___ Records to use ___

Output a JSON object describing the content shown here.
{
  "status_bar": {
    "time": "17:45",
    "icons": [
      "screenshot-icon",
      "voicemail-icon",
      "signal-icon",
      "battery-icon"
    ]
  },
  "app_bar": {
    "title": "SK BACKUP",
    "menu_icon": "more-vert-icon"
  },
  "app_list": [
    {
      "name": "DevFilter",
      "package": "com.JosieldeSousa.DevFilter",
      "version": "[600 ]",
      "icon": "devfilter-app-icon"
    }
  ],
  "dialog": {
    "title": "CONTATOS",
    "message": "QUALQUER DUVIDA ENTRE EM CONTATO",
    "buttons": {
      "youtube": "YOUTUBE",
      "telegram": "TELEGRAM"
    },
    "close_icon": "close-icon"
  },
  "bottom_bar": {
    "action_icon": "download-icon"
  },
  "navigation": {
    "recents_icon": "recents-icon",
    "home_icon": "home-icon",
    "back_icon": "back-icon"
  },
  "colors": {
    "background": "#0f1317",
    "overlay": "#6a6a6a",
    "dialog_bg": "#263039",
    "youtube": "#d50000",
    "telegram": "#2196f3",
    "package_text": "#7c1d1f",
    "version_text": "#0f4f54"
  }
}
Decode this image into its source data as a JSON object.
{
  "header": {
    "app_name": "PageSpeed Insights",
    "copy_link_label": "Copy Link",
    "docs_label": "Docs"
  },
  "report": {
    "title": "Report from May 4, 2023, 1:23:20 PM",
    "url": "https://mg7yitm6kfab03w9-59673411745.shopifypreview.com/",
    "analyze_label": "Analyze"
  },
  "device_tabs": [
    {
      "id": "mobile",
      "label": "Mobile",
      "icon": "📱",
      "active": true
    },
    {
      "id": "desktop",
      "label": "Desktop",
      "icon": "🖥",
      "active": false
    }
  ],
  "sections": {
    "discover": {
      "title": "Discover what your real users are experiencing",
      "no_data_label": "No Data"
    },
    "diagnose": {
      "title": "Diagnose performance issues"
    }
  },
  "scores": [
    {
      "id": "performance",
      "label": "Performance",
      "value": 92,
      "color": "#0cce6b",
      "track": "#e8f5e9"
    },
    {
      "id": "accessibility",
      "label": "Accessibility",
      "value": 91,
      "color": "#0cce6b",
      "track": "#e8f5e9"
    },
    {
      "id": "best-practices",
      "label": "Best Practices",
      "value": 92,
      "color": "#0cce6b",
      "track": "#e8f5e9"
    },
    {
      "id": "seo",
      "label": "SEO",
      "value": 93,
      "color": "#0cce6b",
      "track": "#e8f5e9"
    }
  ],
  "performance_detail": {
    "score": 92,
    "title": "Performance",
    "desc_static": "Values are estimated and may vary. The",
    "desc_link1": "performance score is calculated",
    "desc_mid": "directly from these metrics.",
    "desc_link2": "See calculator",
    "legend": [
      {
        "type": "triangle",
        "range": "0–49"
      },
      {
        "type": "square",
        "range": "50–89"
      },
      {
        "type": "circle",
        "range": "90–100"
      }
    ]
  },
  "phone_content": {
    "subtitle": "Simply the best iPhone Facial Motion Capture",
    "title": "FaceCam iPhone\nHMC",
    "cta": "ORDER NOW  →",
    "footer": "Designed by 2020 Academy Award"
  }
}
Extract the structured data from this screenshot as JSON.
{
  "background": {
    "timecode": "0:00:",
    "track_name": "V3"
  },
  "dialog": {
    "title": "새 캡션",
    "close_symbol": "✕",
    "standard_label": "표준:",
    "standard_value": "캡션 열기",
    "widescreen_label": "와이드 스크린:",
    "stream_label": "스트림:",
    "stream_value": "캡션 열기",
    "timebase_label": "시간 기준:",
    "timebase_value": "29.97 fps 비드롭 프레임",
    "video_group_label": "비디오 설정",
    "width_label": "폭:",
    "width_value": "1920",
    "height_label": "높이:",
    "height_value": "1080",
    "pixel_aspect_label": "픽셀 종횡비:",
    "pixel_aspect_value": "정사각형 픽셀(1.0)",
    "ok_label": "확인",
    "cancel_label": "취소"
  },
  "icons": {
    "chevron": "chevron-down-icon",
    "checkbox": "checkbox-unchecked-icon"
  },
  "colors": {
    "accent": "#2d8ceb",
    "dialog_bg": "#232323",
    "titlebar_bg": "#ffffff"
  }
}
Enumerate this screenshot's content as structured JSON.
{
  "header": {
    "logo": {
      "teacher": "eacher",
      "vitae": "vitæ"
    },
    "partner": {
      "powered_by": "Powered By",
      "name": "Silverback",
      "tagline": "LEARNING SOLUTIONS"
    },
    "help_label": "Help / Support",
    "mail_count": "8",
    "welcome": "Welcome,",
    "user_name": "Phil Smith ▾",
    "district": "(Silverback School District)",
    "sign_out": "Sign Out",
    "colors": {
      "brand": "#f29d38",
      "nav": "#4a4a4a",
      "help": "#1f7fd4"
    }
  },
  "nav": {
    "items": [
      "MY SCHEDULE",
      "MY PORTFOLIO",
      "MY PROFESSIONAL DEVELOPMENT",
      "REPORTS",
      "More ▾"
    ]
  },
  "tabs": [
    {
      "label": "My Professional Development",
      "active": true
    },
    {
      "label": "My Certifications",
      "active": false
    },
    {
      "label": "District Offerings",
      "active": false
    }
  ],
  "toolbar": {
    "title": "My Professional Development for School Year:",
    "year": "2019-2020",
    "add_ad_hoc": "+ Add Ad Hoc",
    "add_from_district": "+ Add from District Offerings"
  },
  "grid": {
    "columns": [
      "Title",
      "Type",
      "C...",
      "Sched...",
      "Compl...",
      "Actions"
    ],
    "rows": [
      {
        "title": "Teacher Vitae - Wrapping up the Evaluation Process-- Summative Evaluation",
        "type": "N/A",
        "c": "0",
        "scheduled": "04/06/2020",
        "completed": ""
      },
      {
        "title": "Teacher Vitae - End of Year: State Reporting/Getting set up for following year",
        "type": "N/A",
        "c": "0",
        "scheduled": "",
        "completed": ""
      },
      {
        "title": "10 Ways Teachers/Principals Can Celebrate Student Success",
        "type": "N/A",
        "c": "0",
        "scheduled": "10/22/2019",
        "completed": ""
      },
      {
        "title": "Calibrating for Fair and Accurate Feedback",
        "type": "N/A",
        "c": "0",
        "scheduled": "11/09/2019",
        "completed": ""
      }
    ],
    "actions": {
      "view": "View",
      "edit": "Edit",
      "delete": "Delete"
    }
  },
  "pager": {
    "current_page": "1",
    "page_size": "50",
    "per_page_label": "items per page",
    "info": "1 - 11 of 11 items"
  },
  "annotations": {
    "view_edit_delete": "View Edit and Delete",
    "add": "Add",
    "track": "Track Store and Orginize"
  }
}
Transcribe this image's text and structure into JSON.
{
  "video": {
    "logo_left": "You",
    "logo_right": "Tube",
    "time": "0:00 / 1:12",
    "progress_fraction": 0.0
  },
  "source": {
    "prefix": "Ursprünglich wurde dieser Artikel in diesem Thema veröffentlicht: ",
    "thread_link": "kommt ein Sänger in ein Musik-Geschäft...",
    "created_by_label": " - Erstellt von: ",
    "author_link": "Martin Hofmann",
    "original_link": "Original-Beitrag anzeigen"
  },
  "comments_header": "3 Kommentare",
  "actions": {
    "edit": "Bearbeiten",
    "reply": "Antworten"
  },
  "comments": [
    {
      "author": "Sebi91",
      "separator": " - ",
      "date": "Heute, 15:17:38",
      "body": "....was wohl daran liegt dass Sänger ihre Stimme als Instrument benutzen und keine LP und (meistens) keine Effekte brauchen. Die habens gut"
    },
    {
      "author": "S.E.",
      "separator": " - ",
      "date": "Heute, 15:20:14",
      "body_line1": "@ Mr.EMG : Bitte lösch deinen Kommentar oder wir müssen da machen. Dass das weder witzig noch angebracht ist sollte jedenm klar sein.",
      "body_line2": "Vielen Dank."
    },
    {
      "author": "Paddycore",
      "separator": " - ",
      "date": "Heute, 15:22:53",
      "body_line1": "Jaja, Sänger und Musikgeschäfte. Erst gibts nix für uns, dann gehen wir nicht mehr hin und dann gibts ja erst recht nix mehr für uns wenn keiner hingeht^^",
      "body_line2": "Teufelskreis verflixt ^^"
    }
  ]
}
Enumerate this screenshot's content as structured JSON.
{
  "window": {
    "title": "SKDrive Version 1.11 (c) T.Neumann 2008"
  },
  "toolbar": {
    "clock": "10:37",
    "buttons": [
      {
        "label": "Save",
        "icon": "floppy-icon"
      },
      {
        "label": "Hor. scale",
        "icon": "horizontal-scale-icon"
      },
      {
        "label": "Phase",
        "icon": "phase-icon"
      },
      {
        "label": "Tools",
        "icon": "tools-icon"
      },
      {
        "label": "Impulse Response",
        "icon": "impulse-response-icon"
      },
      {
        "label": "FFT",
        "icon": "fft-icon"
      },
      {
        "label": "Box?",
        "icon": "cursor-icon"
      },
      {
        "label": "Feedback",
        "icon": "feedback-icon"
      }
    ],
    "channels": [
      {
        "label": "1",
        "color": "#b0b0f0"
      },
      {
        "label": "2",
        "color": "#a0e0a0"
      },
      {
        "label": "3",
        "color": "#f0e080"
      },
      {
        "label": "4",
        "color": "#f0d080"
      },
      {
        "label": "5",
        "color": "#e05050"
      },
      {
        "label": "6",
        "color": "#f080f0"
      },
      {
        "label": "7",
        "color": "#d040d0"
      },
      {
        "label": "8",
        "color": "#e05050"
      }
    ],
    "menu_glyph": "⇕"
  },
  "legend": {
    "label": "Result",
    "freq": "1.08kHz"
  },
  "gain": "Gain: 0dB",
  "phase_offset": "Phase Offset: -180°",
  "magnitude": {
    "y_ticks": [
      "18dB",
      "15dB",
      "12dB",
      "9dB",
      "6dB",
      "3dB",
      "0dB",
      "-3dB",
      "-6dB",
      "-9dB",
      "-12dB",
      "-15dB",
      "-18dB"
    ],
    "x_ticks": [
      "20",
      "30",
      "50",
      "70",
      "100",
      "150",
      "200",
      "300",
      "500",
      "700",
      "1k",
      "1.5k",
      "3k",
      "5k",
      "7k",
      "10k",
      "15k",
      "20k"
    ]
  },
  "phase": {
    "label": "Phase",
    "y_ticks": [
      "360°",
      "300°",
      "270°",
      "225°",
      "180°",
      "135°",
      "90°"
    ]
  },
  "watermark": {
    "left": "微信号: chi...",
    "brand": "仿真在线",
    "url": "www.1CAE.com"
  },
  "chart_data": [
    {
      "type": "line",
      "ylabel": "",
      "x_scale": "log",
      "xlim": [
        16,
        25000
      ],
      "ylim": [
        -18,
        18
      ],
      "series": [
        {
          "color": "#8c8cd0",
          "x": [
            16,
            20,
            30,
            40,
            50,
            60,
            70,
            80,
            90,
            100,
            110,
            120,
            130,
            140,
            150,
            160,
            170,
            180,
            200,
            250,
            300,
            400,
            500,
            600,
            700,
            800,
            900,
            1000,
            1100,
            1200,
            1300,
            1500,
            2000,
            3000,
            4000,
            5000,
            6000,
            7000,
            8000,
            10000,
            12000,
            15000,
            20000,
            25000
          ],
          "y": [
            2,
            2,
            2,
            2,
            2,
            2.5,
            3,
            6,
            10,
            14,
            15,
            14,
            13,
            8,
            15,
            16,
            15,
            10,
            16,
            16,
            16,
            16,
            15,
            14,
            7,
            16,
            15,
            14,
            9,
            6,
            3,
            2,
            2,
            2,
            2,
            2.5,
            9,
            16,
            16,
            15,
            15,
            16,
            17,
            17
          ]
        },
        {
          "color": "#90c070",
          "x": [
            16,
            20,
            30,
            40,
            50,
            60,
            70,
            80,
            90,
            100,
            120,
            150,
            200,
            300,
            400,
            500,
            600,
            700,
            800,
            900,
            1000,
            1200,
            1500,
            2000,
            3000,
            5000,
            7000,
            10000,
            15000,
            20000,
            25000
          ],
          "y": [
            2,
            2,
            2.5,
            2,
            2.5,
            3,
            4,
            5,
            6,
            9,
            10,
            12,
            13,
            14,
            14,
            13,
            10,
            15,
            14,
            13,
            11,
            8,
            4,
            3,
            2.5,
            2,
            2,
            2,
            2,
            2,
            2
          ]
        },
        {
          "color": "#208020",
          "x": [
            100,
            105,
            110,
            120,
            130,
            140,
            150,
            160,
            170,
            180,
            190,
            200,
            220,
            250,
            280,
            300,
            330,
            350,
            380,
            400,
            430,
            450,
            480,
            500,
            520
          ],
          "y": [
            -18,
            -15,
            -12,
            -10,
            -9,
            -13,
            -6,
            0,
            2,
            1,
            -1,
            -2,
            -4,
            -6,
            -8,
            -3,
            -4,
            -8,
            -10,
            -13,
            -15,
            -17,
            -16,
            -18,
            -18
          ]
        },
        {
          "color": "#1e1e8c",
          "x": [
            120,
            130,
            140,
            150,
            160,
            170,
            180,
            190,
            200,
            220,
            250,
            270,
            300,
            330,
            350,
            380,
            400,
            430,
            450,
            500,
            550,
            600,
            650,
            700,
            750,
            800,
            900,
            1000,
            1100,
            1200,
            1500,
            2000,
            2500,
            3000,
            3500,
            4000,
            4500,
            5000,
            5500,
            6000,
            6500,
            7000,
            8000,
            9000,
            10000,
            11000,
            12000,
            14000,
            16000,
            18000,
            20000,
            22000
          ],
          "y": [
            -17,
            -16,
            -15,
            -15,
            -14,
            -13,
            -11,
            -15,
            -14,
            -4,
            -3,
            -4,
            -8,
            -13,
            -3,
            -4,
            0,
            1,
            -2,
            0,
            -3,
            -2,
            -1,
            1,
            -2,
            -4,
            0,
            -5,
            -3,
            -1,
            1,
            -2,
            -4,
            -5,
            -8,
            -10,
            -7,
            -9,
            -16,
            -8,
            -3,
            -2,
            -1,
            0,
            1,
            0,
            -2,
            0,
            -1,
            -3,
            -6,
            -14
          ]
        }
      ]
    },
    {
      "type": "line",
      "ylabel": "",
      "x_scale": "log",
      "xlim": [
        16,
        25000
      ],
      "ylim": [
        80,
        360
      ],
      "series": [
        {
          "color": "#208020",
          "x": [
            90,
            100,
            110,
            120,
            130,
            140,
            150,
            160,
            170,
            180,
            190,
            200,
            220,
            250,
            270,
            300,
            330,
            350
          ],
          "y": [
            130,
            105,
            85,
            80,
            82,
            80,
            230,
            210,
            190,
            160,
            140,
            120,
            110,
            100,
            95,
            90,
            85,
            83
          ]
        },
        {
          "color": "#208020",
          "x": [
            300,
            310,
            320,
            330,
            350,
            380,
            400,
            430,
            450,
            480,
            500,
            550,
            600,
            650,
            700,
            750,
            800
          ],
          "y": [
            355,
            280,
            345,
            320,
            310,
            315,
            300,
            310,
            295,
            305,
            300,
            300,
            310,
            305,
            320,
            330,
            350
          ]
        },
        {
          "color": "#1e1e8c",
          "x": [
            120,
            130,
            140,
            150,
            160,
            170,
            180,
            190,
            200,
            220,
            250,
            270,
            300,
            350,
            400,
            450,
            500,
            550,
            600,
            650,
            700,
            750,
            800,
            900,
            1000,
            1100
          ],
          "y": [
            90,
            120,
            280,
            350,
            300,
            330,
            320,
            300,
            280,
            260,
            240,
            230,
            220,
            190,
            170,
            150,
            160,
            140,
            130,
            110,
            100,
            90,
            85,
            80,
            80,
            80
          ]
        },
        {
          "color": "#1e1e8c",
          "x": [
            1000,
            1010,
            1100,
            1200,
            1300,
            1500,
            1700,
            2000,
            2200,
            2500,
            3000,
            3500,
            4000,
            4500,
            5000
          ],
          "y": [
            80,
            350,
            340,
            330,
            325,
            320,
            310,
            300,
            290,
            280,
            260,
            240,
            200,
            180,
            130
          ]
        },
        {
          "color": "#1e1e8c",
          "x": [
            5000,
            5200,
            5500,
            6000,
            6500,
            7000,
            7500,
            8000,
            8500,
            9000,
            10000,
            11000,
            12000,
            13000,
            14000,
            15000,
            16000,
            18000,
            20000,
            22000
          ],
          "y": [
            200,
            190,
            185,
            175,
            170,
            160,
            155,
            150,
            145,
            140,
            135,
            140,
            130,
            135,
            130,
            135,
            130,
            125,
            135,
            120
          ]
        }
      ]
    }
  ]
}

___

Work required:
Copy out each line of the records that holds the string "date".

Worked answer:
      "date": "Heute, 15:17:38",
      "date": "Heute, 15:20:14",
      "date": "Heute, 15:22:53",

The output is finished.